Exercise goal
Lines containing the word "JSON" are to be counted; state their number and nothing further.

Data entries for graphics

┏━━

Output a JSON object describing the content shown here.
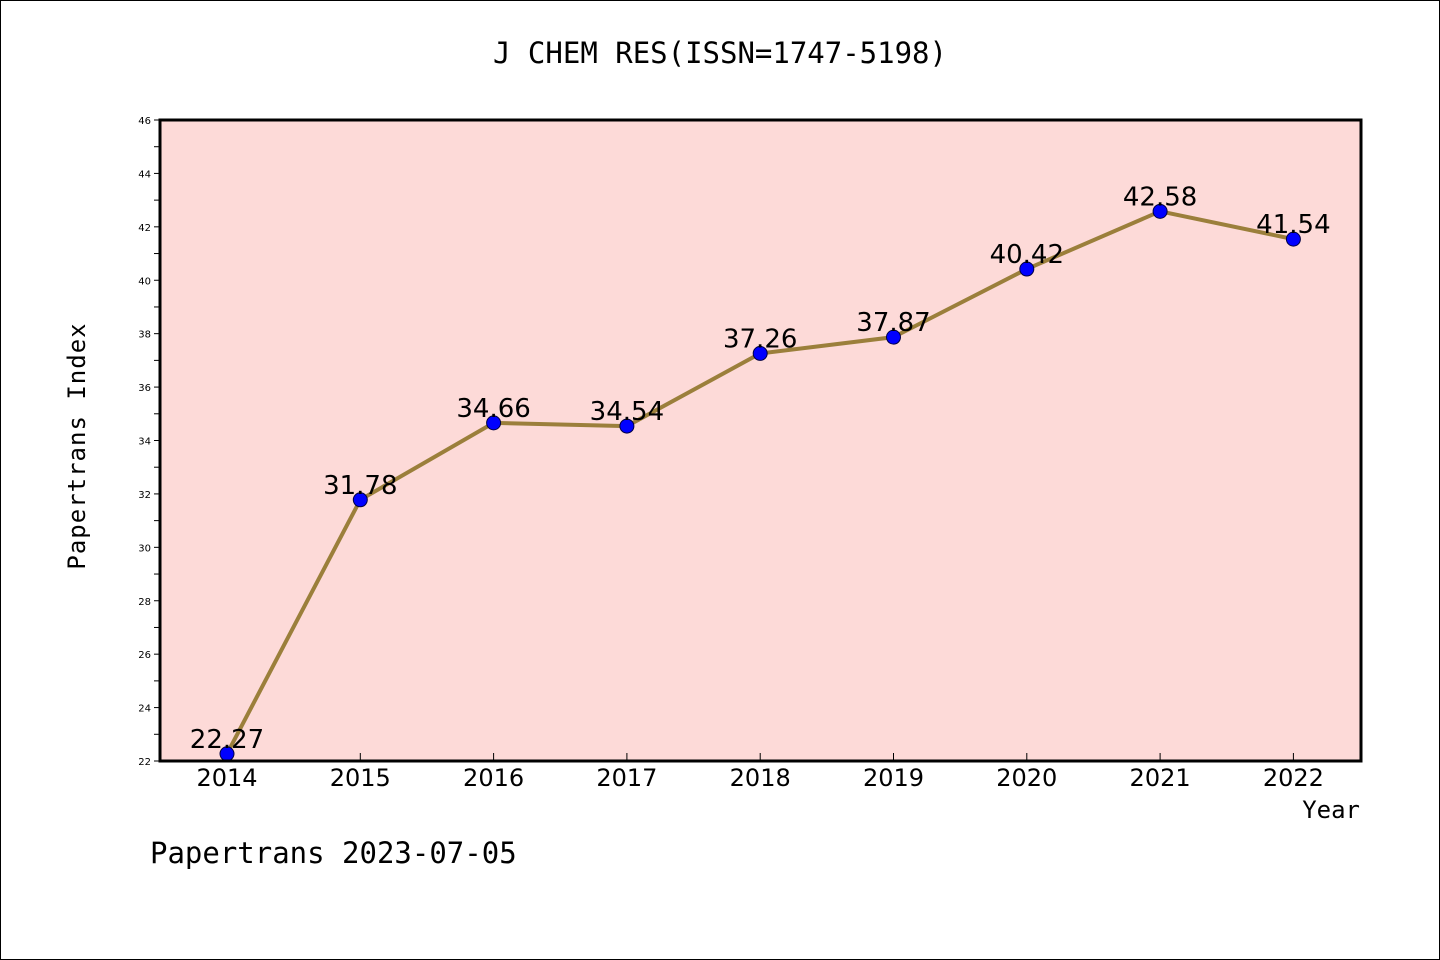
{
  "colors": {
    "plot_background": "#FDDAD8",
    "line": "#9B7F3B",
    "marker": "#0000FF",
    "axis": "#000000"
  },
  "chart_data": {
    "type": "line",
    "title": "J CHEM RES(ISSN=1747-5198)",
    "xlabel": "Year",
    "ylabel": "Papertrans Index",
    "categories": [
      "2014",
      "2015",
      "2016",
      "2017",
      "2018",
      "2019",
      "2020",
      "2021",
      "2022"
    ],
    "series": [
      {
        "values": [
          22.27,
          31.78,
          34.66,
          34.54,
          37.26,
          37.87,
          40.42,
          42.58,
          41.54
        ]
      }
    ],
    "data_labels": [
      "22.27",
      "31.78",
      "34.66",
      "34.54",
      "37.26",
      "37.87",
      "40.42",
      "42.58",
      "41.54"
    ],
    "ylim": [
      22,
      46
    ],
    "yticks": [
      22,
      24,
      26,
      28,
      30,
      32,
      34,
      36,
      38,
      40,
      42,
      44,
      46
    ],
    "grid": false,
    "legend": "none"
  },
  "footer": "Papertrans 2023-07-05"
}
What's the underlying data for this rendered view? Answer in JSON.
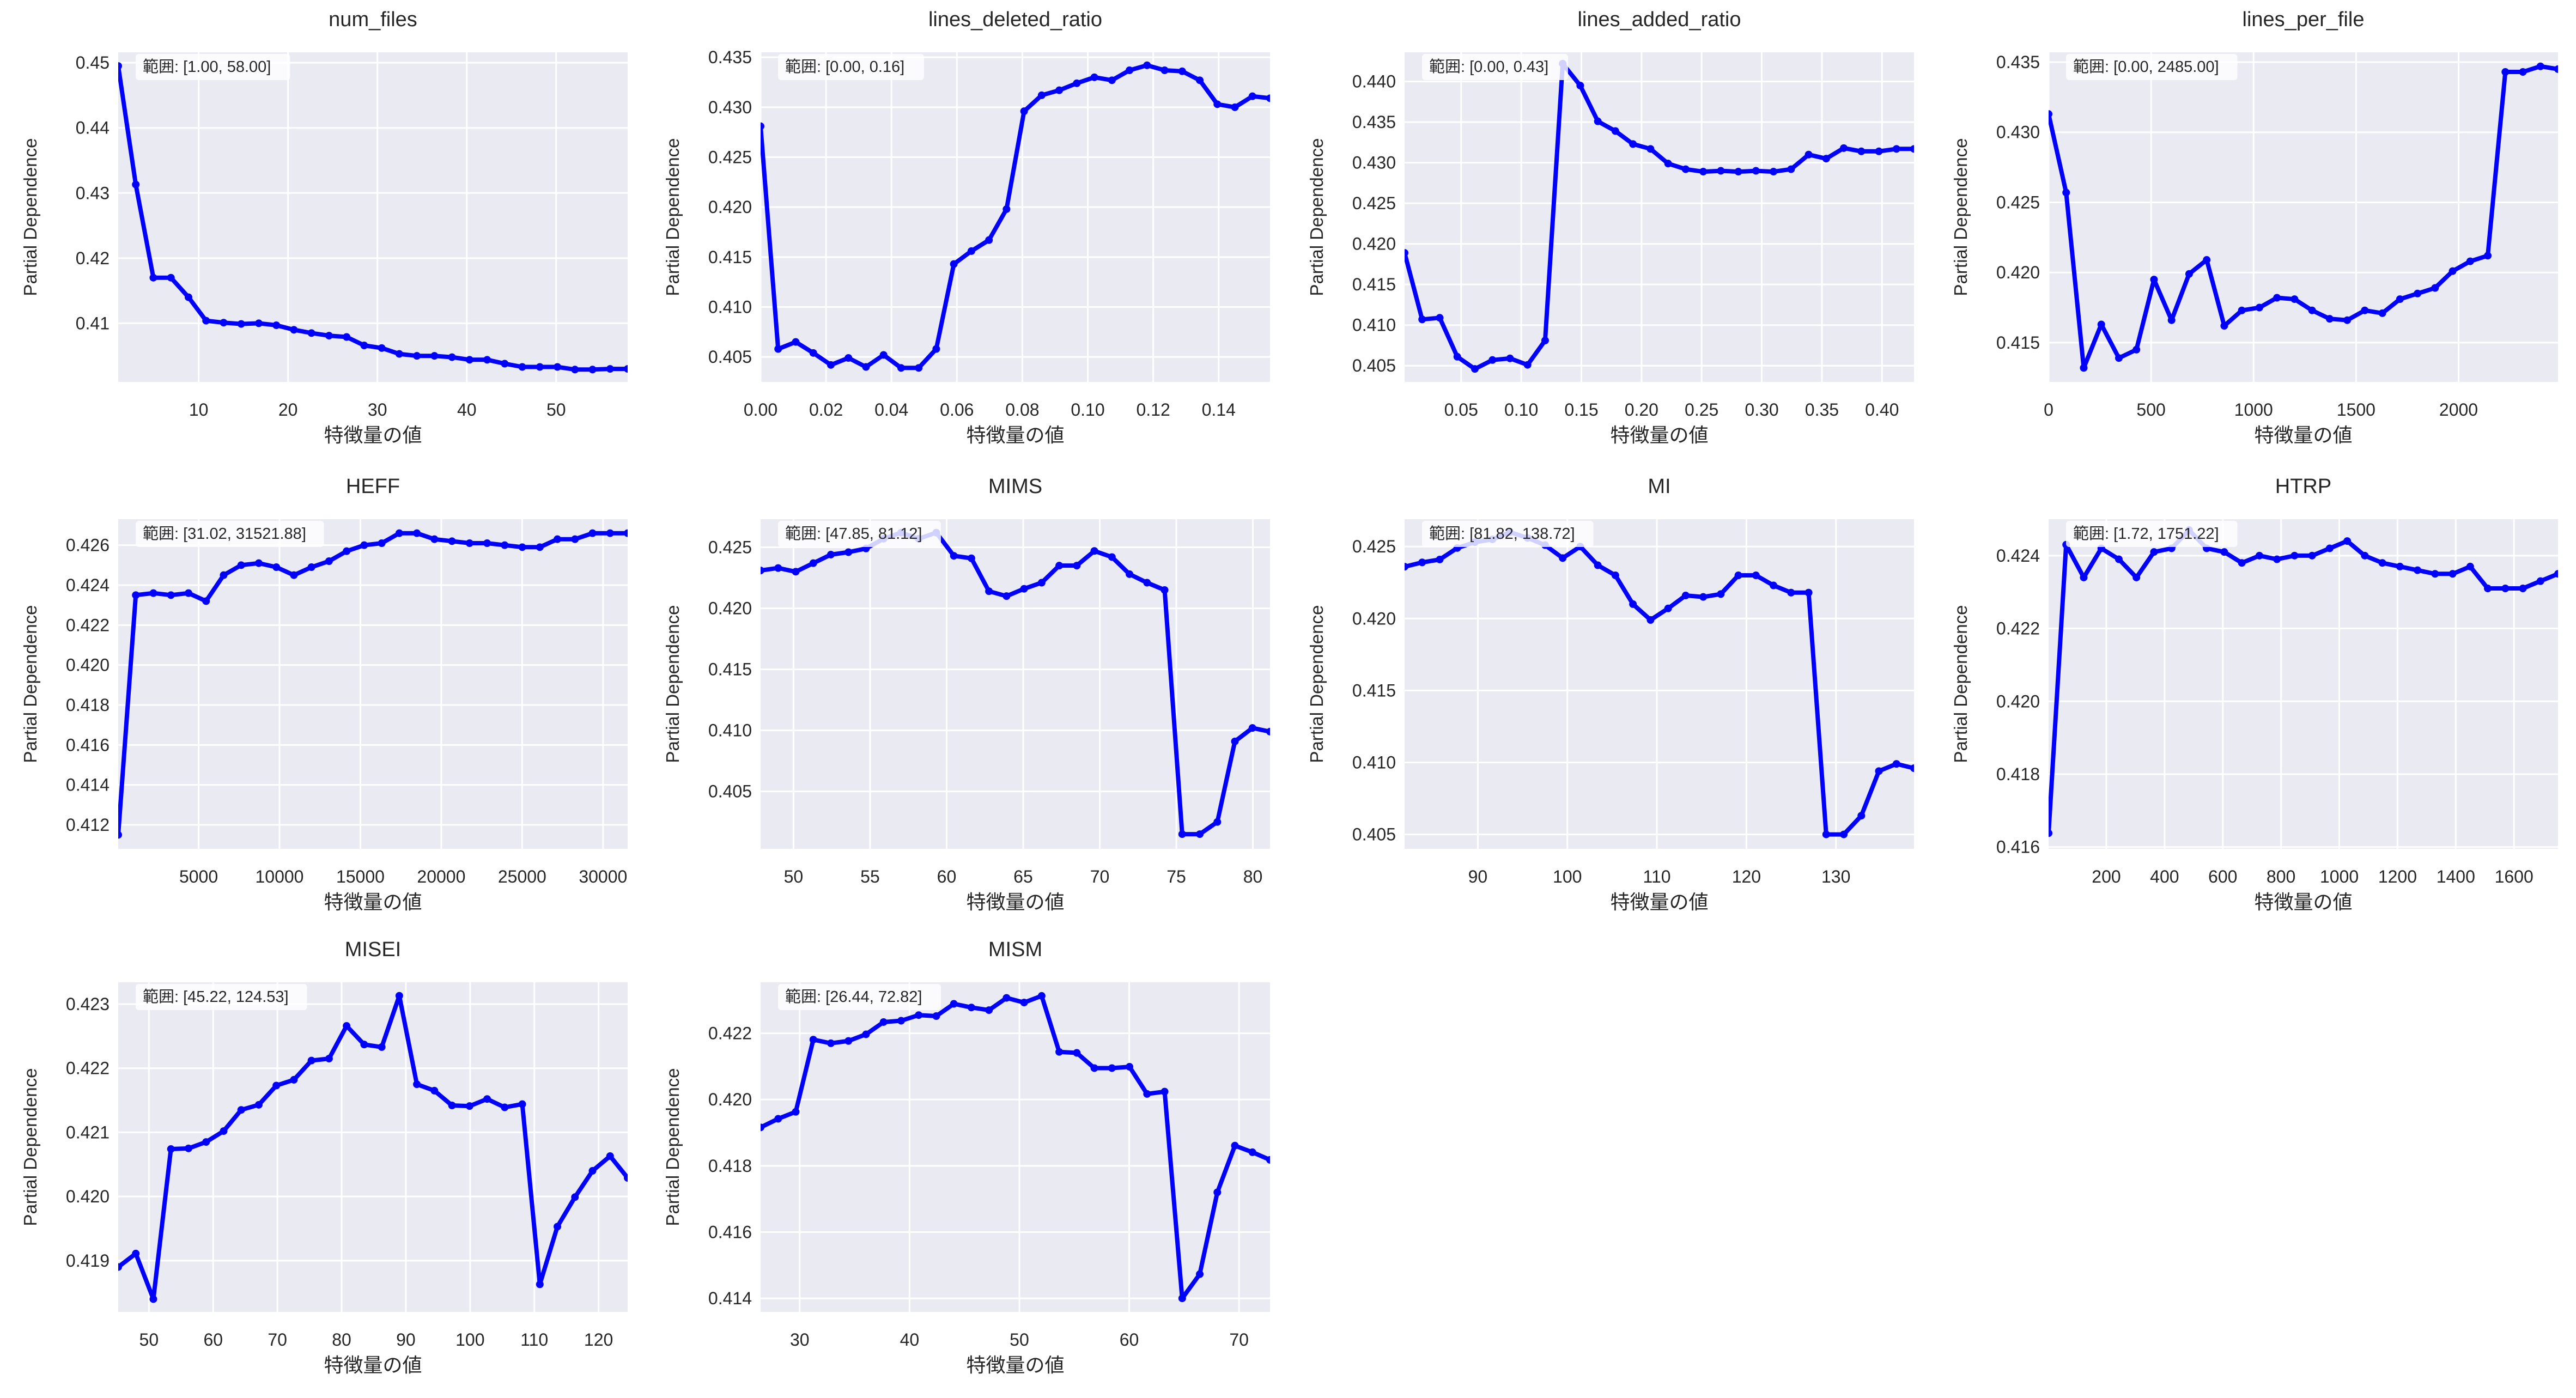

┗━━

The answer
2